-- start --

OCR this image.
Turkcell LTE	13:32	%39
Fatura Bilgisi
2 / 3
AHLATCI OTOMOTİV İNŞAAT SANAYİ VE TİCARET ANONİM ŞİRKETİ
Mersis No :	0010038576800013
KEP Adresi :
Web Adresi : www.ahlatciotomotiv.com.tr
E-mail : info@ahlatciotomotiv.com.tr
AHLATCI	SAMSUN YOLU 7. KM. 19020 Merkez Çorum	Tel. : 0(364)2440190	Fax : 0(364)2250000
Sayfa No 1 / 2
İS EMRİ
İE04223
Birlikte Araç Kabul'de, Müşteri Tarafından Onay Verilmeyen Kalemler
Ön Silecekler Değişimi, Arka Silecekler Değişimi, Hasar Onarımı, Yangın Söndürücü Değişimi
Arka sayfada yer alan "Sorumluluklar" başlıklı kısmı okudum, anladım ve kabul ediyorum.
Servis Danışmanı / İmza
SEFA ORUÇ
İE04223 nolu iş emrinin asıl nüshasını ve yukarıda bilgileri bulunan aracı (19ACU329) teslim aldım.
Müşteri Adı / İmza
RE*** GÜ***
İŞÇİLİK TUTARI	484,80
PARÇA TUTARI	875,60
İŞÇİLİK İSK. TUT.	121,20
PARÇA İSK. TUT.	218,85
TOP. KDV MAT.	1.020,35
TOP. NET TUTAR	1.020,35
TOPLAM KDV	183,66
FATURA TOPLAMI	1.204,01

-- end --

- [Exercise]:
Your task is to retype all the records above with nothing left out.

- [Exercise result]:
OCR this image.
Turkcell LTE	13:32	%39
Fatura Bilgisi
2 / 3
AHLATCI OTOMOTİV İNŞAAT SANAYİ VE TİCARET ANONİM ŞİRKETİ
Mersis No :	0010038576800013
KEP Adresi :
Web Adresi : www.ahlatciotomotiv.com.tr
E-mail : info@ahlatciotomotiv.com.tr
AHLATCI	SAMSUN YOLU 7. KM. 19020 Merkez Çorum	Tel. : 0(364)2440190	Fax : 0(364)2250000
Sayfa No 1 / 2
İS EMRİ
İE04223
Birlikte Araç Kabul'de, Müşteri Tarafından Onay Verilmeyen Kalemler
Ön Silecekler Değişimi, Arka Silecekler Değişimi, Hasar Onarımı, Yangın Söndürücü Değişimi
Arka sayfada yer alan "Sorumluluklar" başlıklı kısmı okudum, anladım ve kabul ediyorum.
Servis Danışmanı / İmza
SEFA ORUÇ
İE04223 nolu iş emrinin asıl nüshasını ve yukarıda bilgileri bulunan aracı (19ACU329) teslim aldım.
Müşteri Adı / İmza
RE*** GÜ***
İŞÇİLİK TUTARI	484,80
PARÇA TUTARI	875,60
İŞÇİLİK İSK. TUT.	121,20
PARÇA İSK. TUT.	218,85
TOP. KDV MAT.	1.020,35
TOP. NET TUTAR	1.020,35
TOPLAM KDV	183,66
FATURA TOPLAMI	1.204,01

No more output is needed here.